(Entries taken from a collection)
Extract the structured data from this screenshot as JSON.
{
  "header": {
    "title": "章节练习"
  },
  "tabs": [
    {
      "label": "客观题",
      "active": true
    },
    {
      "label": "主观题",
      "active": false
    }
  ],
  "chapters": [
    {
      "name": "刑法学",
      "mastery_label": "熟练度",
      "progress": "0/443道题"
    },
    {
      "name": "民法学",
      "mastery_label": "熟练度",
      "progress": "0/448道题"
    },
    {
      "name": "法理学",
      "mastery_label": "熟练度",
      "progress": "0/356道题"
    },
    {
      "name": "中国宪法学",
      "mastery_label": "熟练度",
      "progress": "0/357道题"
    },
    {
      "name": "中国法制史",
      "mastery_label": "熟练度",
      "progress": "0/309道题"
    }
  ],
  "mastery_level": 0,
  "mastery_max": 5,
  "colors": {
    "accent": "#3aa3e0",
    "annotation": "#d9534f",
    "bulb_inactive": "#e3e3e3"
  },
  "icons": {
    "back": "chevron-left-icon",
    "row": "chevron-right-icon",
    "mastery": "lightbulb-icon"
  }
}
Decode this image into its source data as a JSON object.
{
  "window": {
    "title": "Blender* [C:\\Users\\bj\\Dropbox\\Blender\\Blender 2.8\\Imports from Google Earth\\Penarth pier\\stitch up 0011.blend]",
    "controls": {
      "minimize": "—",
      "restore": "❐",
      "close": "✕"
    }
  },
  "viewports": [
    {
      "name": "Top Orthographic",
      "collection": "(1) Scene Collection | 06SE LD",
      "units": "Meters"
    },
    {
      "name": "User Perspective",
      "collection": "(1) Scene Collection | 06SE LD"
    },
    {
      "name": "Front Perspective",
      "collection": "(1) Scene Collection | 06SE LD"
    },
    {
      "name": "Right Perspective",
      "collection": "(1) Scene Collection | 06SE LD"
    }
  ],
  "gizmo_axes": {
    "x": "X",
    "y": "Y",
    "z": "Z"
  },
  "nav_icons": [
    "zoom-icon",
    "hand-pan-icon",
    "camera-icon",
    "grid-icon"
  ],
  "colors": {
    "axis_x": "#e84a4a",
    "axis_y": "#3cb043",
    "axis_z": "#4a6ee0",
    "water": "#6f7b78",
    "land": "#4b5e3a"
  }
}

--

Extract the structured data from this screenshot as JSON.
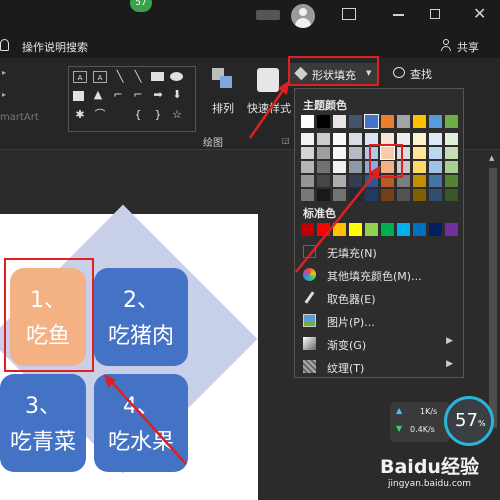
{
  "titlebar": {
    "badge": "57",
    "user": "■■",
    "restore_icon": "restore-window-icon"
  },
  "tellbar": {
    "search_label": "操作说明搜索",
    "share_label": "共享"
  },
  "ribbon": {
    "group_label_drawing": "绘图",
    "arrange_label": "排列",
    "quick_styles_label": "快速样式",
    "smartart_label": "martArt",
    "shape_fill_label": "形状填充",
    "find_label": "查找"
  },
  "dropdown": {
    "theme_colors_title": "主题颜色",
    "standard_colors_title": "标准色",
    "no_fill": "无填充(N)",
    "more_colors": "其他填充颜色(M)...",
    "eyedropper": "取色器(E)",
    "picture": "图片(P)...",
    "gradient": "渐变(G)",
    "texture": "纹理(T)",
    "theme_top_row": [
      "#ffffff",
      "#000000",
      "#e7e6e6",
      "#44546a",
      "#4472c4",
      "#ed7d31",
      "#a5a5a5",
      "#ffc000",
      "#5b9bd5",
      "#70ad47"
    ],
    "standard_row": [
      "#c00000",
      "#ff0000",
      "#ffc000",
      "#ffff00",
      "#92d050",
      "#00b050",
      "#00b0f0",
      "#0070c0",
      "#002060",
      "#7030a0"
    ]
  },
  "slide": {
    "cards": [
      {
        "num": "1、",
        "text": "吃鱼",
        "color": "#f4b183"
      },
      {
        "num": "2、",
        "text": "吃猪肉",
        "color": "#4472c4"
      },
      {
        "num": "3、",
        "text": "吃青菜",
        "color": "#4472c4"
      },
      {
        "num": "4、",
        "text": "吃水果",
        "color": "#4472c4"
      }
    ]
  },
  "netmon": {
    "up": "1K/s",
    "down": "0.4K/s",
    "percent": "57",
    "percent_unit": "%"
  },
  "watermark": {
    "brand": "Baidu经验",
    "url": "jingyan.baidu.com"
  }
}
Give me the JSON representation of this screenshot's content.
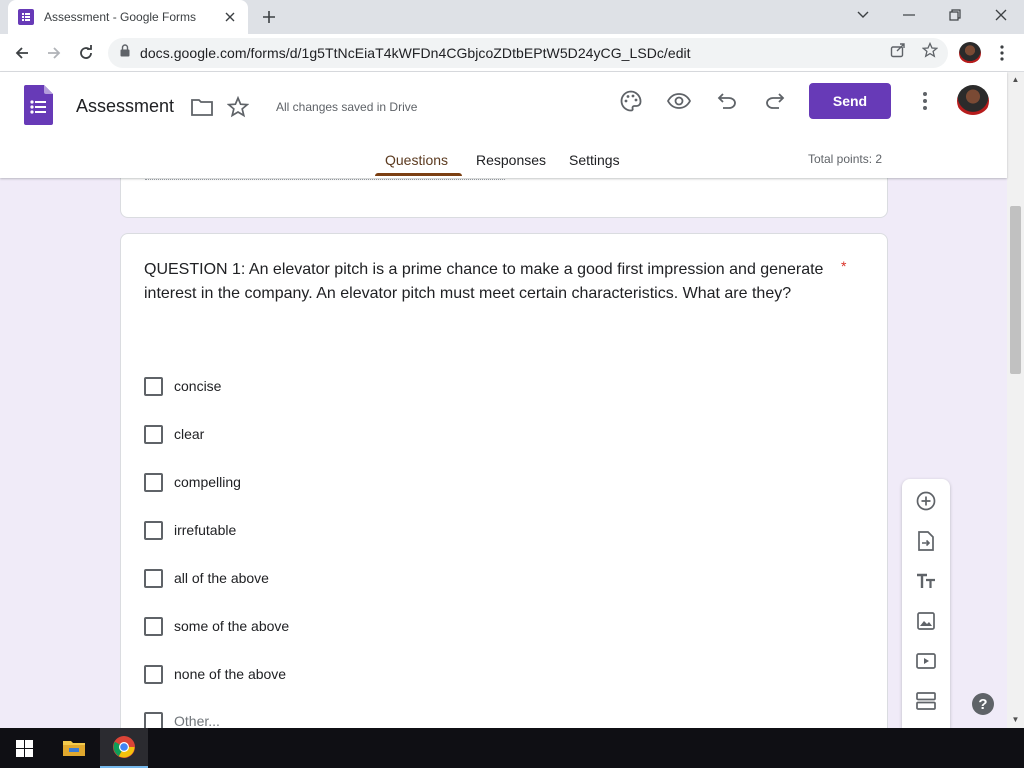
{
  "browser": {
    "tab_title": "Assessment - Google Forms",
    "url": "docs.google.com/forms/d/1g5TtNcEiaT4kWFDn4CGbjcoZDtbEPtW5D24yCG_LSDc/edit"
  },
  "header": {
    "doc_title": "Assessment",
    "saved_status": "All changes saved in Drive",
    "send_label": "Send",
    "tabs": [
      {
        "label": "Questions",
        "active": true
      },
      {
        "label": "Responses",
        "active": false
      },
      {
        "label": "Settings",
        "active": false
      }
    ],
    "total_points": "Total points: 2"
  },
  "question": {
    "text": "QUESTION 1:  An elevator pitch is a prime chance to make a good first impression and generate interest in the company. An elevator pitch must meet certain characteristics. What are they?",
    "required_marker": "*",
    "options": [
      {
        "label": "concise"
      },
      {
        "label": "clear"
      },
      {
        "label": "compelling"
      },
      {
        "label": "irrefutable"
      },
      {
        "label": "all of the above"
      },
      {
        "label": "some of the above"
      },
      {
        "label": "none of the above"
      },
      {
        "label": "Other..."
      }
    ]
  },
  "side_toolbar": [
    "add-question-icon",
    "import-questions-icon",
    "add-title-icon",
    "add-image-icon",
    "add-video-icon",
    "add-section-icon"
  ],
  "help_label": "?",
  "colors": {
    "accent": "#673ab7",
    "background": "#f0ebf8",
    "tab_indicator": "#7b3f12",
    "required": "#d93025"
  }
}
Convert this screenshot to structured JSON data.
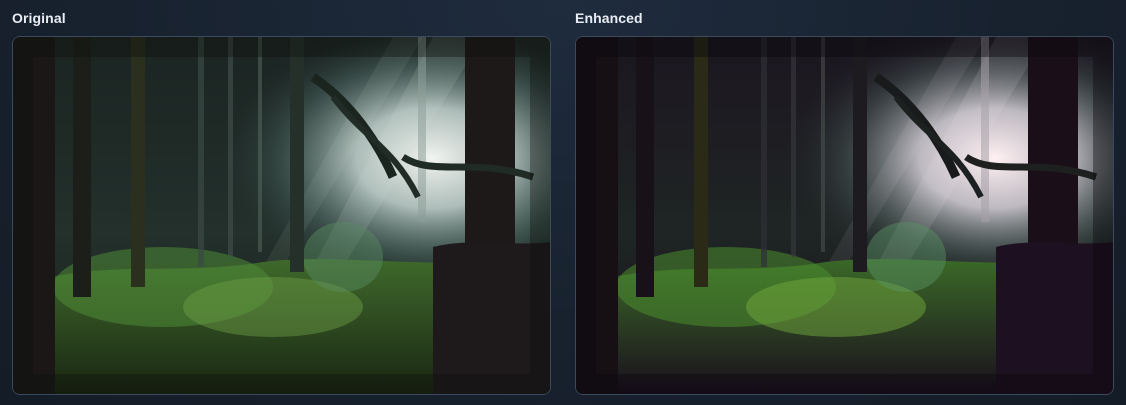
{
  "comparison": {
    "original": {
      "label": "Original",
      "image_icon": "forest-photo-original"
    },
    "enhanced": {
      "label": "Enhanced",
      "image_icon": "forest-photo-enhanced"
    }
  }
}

---

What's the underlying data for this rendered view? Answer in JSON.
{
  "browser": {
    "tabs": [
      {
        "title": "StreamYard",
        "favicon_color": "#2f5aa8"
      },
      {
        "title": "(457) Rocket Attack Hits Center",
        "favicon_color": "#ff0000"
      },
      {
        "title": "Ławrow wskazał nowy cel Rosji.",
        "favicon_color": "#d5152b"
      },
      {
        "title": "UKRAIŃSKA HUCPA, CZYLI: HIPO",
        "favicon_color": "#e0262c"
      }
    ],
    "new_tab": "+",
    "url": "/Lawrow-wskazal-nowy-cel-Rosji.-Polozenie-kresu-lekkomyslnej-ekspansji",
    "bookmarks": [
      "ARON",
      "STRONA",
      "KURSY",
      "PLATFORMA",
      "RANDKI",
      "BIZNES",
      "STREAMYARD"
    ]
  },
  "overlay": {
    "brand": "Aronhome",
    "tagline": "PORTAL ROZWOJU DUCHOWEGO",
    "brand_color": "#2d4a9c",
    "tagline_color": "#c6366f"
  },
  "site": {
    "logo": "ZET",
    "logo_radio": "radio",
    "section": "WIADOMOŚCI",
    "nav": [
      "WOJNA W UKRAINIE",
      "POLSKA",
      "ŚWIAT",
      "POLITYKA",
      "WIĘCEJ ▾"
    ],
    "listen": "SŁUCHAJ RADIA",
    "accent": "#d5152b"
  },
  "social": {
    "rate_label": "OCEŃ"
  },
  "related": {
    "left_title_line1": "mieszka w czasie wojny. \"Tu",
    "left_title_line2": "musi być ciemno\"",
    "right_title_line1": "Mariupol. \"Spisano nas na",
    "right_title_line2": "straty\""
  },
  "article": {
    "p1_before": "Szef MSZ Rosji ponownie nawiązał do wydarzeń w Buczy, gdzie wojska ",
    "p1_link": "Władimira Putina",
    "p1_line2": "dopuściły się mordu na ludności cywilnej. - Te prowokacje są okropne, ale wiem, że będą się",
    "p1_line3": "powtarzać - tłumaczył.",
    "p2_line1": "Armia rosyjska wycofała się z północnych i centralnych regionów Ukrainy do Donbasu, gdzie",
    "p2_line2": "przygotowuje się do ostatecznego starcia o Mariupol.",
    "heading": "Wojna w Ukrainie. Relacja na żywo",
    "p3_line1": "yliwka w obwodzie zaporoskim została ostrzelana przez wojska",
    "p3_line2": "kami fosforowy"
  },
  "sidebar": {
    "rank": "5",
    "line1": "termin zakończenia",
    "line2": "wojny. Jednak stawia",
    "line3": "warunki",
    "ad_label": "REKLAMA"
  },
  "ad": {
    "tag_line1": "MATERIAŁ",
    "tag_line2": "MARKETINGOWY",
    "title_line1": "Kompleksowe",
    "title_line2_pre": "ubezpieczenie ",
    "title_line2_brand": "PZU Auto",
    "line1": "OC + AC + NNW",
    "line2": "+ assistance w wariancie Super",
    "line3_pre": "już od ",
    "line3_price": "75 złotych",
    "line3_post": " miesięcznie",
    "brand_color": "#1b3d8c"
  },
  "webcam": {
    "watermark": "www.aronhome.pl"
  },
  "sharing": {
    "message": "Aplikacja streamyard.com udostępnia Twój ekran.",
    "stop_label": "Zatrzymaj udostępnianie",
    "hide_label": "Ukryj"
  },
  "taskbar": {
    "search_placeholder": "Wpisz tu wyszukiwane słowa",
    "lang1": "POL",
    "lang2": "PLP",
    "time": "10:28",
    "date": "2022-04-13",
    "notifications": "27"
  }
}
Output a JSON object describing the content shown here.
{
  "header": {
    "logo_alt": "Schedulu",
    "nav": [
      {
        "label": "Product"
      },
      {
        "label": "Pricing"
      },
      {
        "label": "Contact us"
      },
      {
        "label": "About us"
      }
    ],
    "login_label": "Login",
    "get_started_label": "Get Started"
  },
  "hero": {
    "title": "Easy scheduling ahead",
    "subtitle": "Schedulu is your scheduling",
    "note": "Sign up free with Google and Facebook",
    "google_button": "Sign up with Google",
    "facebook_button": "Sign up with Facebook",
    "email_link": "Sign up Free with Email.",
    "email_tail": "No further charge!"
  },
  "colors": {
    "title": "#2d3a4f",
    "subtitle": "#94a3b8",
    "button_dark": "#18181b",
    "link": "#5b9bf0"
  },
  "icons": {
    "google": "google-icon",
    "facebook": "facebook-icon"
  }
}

AIM OF THE TASK:
Using the listing above, list every line in which the string "Mariupol" occurs.

ANSWER TO THE PROBLEM:
    "right_title_line1": "Mariupol. \"Spisano nas na",
    "p2_line2": "przygotowuje się do ostatecznego starcia o Mariupol.",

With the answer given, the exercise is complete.